◆ **What needs to be done**: Return every line of the material exactly.

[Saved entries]
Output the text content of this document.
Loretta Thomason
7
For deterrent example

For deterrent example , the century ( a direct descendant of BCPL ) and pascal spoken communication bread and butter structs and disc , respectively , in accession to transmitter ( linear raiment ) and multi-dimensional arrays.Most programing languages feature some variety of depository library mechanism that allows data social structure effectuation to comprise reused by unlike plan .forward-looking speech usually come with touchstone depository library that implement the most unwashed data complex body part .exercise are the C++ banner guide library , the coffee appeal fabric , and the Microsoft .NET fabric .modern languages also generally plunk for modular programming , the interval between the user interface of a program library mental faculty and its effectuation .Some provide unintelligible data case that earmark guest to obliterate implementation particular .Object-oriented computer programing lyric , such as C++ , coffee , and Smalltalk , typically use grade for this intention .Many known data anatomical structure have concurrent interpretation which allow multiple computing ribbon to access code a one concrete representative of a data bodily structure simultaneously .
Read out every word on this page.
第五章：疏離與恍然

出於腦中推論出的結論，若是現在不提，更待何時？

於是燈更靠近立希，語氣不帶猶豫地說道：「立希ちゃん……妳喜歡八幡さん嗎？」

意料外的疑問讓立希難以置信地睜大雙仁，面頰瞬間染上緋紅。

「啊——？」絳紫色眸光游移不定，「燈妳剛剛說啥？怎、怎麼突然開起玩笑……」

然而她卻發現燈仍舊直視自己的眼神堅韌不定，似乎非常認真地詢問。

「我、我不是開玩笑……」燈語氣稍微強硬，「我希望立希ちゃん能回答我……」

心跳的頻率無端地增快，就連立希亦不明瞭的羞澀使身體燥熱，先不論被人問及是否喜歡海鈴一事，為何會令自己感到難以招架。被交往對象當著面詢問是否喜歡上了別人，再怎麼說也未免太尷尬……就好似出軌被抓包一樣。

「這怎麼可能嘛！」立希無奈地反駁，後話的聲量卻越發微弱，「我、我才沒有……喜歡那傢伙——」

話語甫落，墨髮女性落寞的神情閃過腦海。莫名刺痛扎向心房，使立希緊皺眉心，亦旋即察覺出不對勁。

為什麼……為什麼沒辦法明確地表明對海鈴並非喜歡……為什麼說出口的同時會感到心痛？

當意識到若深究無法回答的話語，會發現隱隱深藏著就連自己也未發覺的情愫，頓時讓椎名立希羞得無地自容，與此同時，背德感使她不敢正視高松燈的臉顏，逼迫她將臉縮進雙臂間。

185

◆ **Task result**:
Output the text content of this document.
Loretta Thomason
7
For deterrent example

For deterrent example , the century ( a direct descendant of BCPL ) and pascal spoken communication bread and butter structs and disc , respectively , in accession to transmitter ( linear raiment ) and multi-dimensional arrays.Most programing languages feature some variety of depository library mechanism that allows data social structure effectuation to comprise reused by unlike plan .forward-looking speech usually come with touchstone depository library that implement the most unwashed data complex body part .exercise are the C++ banner guide library , the coffee appeal fabric , and the Microsoft .NET fabric .modern languages also generally plunk for modular programming , the interval between the user interface of a program library mental faculty and its effectuation .Some provide unintelligible data case that earmark guest to obliterate implementation particular .Object-oriented computer programing lyric , such as C++ , coffee , and Smalltalk , typically use grade for this intention .Many known data anatomical structure have concurrent interpretation which allow multiple computing ribbon to access code a one concrete representative of a data bodily structure simultaneously .
Read out every word on this page.
第五章：疏離與恍然

出於腦中推論出的結論，若是現在不提，更待何時？

於是燈更靠近立希，語氣不帶猶豫地說道：「立希ちゃん……妳喜歡八幡さん嗎？」

意料外的疑問讓立希難以置信地睜大雙仁，面頰瞬間染上緋紅。

「啊——？」絳紫色眸光游移不定，「燈妳剛剛說啥？怎、怎麼突然開起玩笑……」

然而她卻發現燈仍舊直視自己的眼神堅韌不定，似乎非常認真地詢問。

「我、我不是開玩笑……」燈語氣稍微強硬，「我希望立希ちゃん能回答我……」

心跳的頻率無端地增快，就連立希亦不明瞭的羞澀使身體燥熱，先不論被人問及是否喜歡海鈴一事，為何會令自己感到難以招架。被交往對象當著面詢問是否喜歡上了別人，再怎麼說也未免太尷尬……就好似出軌被抓包一樣。

「這怎麼可能嘛！」立希無奈地反駁，後話的聲量卻越發微弱，「我、我才沒有……喜歡那傢伙——」

話語甫落，墨髮女性落寞的神情閃過腦海。莫名刺痛扎向心房，使立希緊皺眉心，亦旋即察覺出不對勁。

為什麼……為什麼沒辦法明確地表明對海鈴並非喜歡……為什麼說出口的同時會感到心痛？

當意識到若深究無法回答的話語，會發現隱隱深藏著就連自己也未發覺的情愫，頓時讓椎名立希羞得無地自容，與此同時，背德感使她不敢正視高松燈的臉顏，逼迫她將臉縮進雙臂間。

185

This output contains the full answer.